• Instructions to follow
Write out every entry, unchanged. Skip any picture.

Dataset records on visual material
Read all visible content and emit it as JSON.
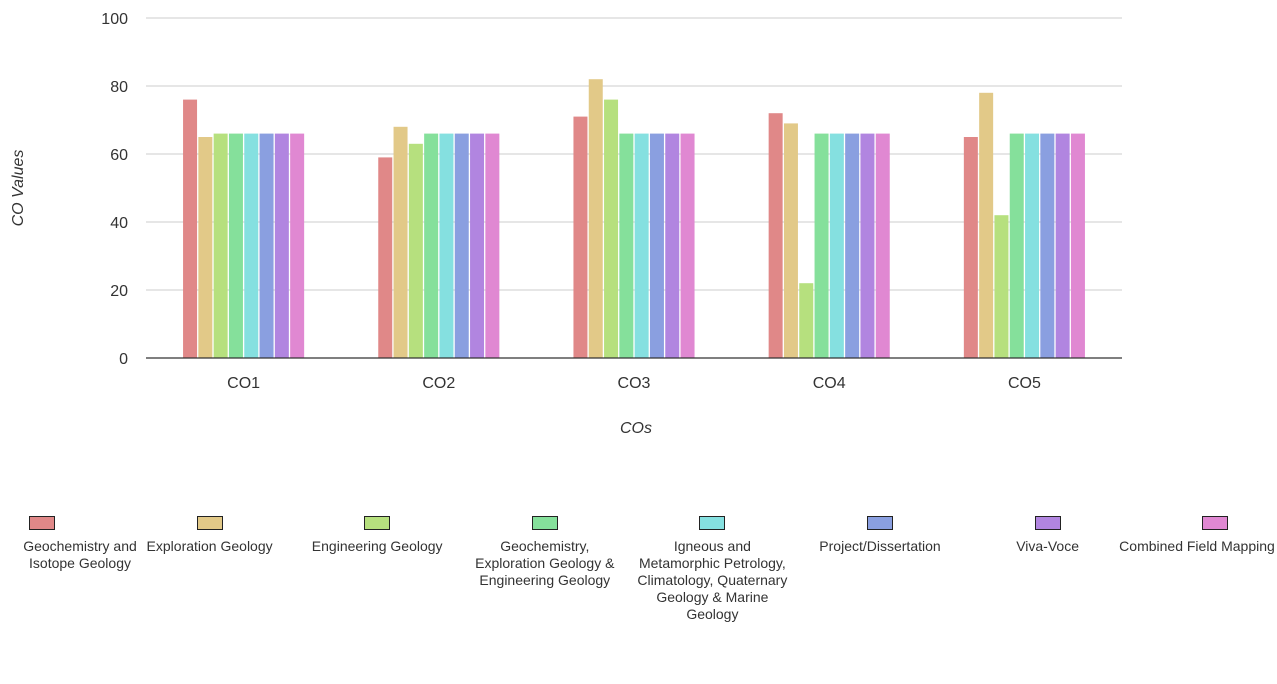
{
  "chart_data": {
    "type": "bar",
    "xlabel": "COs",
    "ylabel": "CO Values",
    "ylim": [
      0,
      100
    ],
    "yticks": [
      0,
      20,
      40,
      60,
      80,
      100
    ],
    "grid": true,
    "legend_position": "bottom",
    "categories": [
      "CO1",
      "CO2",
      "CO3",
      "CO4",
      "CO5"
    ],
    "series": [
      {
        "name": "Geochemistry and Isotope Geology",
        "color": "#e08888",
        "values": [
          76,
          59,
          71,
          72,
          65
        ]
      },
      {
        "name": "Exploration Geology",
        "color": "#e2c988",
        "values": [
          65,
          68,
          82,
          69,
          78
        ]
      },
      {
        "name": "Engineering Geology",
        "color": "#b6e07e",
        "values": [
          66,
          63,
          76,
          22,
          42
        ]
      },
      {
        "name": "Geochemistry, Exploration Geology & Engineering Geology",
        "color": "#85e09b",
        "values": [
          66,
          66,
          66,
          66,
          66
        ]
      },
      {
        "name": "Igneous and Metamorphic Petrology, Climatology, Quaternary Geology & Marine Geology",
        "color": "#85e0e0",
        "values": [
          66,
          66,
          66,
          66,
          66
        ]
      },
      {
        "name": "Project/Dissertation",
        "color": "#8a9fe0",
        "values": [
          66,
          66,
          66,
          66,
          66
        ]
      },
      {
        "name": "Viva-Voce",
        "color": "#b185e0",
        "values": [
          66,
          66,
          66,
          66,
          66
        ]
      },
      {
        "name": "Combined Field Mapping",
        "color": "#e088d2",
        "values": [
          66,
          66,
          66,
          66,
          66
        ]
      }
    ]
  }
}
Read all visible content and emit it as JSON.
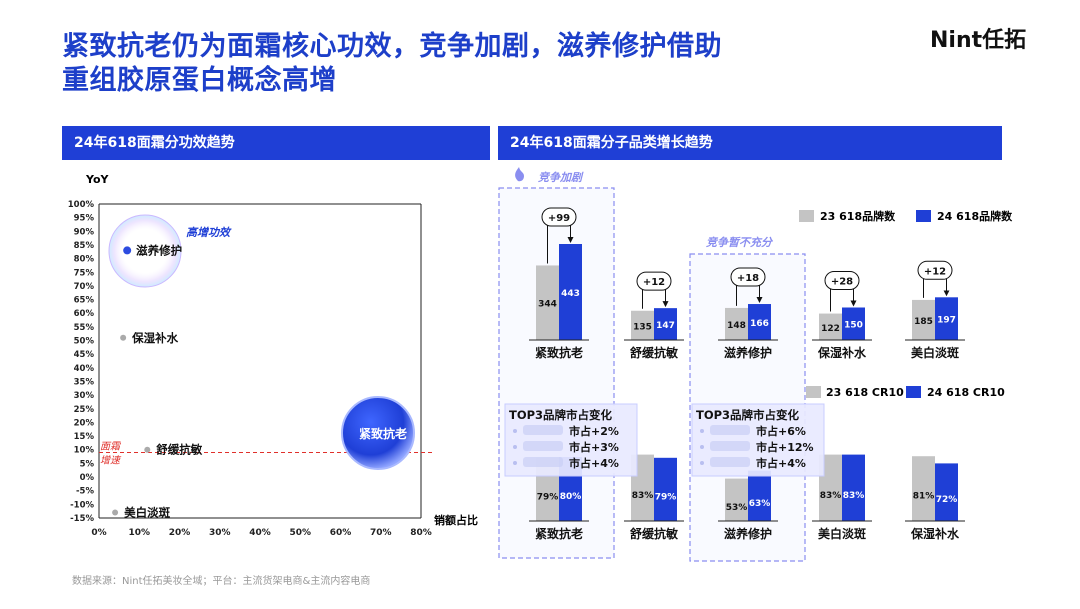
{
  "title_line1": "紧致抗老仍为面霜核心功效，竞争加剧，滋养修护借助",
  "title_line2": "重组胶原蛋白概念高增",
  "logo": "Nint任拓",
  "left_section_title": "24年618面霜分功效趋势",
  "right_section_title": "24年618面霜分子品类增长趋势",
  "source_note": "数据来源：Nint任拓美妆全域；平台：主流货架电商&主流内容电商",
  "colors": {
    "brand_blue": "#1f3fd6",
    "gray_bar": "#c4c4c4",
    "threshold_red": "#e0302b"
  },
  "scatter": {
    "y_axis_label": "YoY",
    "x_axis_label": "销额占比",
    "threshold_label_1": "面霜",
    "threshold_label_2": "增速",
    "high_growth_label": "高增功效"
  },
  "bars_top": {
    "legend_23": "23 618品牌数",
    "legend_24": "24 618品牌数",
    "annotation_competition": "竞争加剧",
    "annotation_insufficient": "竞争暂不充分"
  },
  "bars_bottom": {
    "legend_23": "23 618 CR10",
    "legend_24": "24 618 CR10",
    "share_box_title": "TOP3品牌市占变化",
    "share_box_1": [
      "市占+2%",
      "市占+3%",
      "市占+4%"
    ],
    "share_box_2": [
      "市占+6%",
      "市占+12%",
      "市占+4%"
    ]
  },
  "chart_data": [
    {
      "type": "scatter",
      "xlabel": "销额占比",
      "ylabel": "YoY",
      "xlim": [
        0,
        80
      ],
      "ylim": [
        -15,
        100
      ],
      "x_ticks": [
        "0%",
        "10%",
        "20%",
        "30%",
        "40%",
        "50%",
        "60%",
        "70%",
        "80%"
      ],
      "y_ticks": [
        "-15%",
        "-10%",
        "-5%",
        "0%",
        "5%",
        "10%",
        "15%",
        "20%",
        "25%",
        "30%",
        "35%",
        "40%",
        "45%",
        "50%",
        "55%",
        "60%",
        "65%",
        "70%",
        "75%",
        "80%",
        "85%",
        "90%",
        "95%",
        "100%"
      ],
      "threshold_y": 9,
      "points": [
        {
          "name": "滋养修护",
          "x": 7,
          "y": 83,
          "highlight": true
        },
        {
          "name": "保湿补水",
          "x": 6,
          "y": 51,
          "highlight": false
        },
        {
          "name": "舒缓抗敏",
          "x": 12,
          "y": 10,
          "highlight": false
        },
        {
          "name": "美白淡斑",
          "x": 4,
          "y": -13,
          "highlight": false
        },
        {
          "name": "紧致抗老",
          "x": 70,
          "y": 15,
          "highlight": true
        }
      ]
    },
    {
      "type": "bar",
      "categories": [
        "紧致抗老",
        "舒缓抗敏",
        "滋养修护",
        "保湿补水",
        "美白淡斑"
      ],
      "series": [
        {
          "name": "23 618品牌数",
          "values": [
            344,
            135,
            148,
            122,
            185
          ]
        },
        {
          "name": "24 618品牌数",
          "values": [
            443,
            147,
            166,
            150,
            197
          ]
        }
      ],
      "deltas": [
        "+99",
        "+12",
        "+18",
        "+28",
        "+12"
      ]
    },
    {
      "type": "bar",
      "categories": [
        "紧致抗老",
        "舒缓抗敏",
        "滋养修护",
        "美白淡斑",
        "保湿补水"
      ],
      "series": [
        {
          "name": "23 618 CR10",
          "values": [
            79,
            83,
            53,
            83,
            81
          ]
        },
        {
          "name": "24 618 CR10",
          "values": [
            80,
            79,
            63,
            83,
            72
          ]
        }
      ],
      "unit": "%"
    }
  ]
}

• Solved exercise
Read all visible content and emit it as JSON.
{
  "chart_data": {
    "type": "bar",
    "xlabel": "COs",
    "ylabel": "CO Values",
    "ylim": [
      0,
      100
    ],
    "yticks": [
      0,
      20,
      40,
      60,
      80,
      100
    ],
    "grid": true,
    "legend_position": "bottom",
    "categories": [
      "CO1",
      "CO2",
      "CO3",
      "CO4",
      "CO5"
    ],
    "series": [
      {
        "name": "Geochemistry and Isotope Geology",
        "color": "#e08888",
        "values": [
          76,
          59,
          71,
          72,
          65
        ]
      },
      {
        "name": "Exploration Geology",
        "color": "#e2c988",
        "values": [
          65,
          68,
          82,
          69,
          78
        ]
      },
      {
        "name": "Engineering Geology",
        "color": "#b6e07e",
        "values": [
          66,
          63,
          76,
          22,
          42
        ]
      },
      {
        "name": "Geochemistry, Exploration Geology & Engineering Geology",
        "color": "#85e09b",
        "values": [
          66,
          66,
          66,
          66,
          66
        ]
      },
      {
        "name": "Igneous and Metamorphic Petrology, Climatology, Quaternary Geology & Marine Geology",
        "color": "#85e0e0",
        "values": [
          66,
          66,
          66,
          66,
          66
        ]
      },
      {
        "name": "Project/Dissertation",
        "color": "#8a9fe0",
        "values": [
          66,
          66,
          66,
          66,
          66
        ]
      },
      {
        "name": "Viva-Voce",
        "color": "#b185e0",
        "values": [
          66,
          66,
          66,
          66,
          66
        ]
      },
      {
        "name": "Combined Field Mapping",
        "color": "#e088d2",
        "values": [
          66,
          66,
          66,
          66,
          66
        ]
      }
    ]
  }
}
Read all visible content and emit it as JSON.
{
  "title_line1": "紧致抗老仍为面霜核心功效，竞争加剧，滋养修护借助",
  "title_line2": "重组胶原蛋白概念高增",
  "logo": "Nint任拓",
  "left_section_title": "24年618面霜分功效趋势",
  "right_section_title": "24年618面霜分子品类增长趋势",
  "source_note": "数据来源：Nint任拓美妆全域；平台：主流货架电商&主流内容电商",
  "colors": {
    "brand_blue": "#1f3fd6",
    "gray_bar": "#c4c4c4",
    "threshold_red": "#e0302b"
  },
  "scatter": {
    "y_axis_label": "YoY",
    "x_axis_label": "销额占比",
    "threshold_label_1": "面霜",
    "threshold_label_2": "增速",
    "high_growth_label": "高增功效"
  },
  "bars_top": {
    "legend_23": "23 618品牌数",
    "legend_24": "24 618品牌数",
    "annotation_competition": "竞争加剧",
    "annotation_insufficient": "竞争暂不充分"
  },
  "bars_bottom": {
    "legend_23": "23 618 CR10",
    "legend_24": "24 618 CR10",
    "share_box_title": "TOP3品牌市占变化",
    "share_box_1": [
      "市占+2%",
      "市占+3%",
      "市占+4%"
    ],
    "share_box_2": [
      "市占+6%",
      "市占+12%",
      "市占+4%"
    ]
  },
  "chart_data": [
    {
      "type": "scatter",
      "xlabel": "销额占比",
      "ylabel": "YoY",
      "xlim": [
        0,
        80
      ],
      "ylim": [
        -15,
        100
      ],
      "x_ticks": [
        "0%",
        "10%",
        "20%",
        "30%",
        "40%",
        "50%",
        "60%",
        "70%",
        "80%"
      ],
      "y_ticks": [
        "-15%",
        "-10%",
        "-5%",
        "0%",
        "5%",
        "10%",
        "15%",
        "20%",
        "25%",
        "30%",
        "35%",
        "40%",
        "45%",
        "50%",
        "55%",
        "60%",
        "65%",
        "70%",
        "75%",
        "80%",
        "85%",
        "90%",
        "95%",
        "100%"
      ],
      "threshold_y": 9,
      "points": [
        {
          "name": "滋养修护",
          "x": 7,
          "y": 83,
          "highlight": true
        },
        {
          "name": "保湿补水",
          "x": 6,
          "y": 51,
          "highlight": false
        },
        {
          "name": "舒缓抗敏",
          "x": 12,
          "y": 10,
          "highlight": false
        },
        {
          "name": "美白淡斑",
          "x": 4,
          "y": -13,
          "highlight": false
        },
        {
          "name": "紧致抗老",
          "x": 70,
          "y": 15,
          "highlight": true
        }
      ]
    },
    {
      "type": "bar",
      "categories": [
        "紧致抗老",
        "舒缓抗敏",
        "滋养修护",
        "保湿补水",
        "美白淡斑"
      ],
      "series": [
        {
          "name": "23 618品牌数",
          "values": [
            344,
            135,
            148,
            122,
            185
          ]
        },
        {
          "name": "24 618品牌数",
          "values": [
            443,
            147,
            166,
            150,
            197
          ]
        }
      ],
      "deltas": [
        "+99",
        "+12",
        "+18",
        "+28",
        "+12"
      ]
    },
    {
      "type": "bar",
      "categories": [
        "紧致抗老",
        "舒缓抗敏",
        "滋养修护",
        "美白淡斑",
        "保湿补水"
      ],
      "series": [
        {
          "name": "23 618 CR10",
          "values": [
            79,
            83,
            53,
            83,
            81
          ]
        },
        {
          "name": "24 618 CR10",
          "values": [
            80,
            79,
            63,
            83,
            72
          ]
        }
      ],
      "unit": "%"
    }
  ]
}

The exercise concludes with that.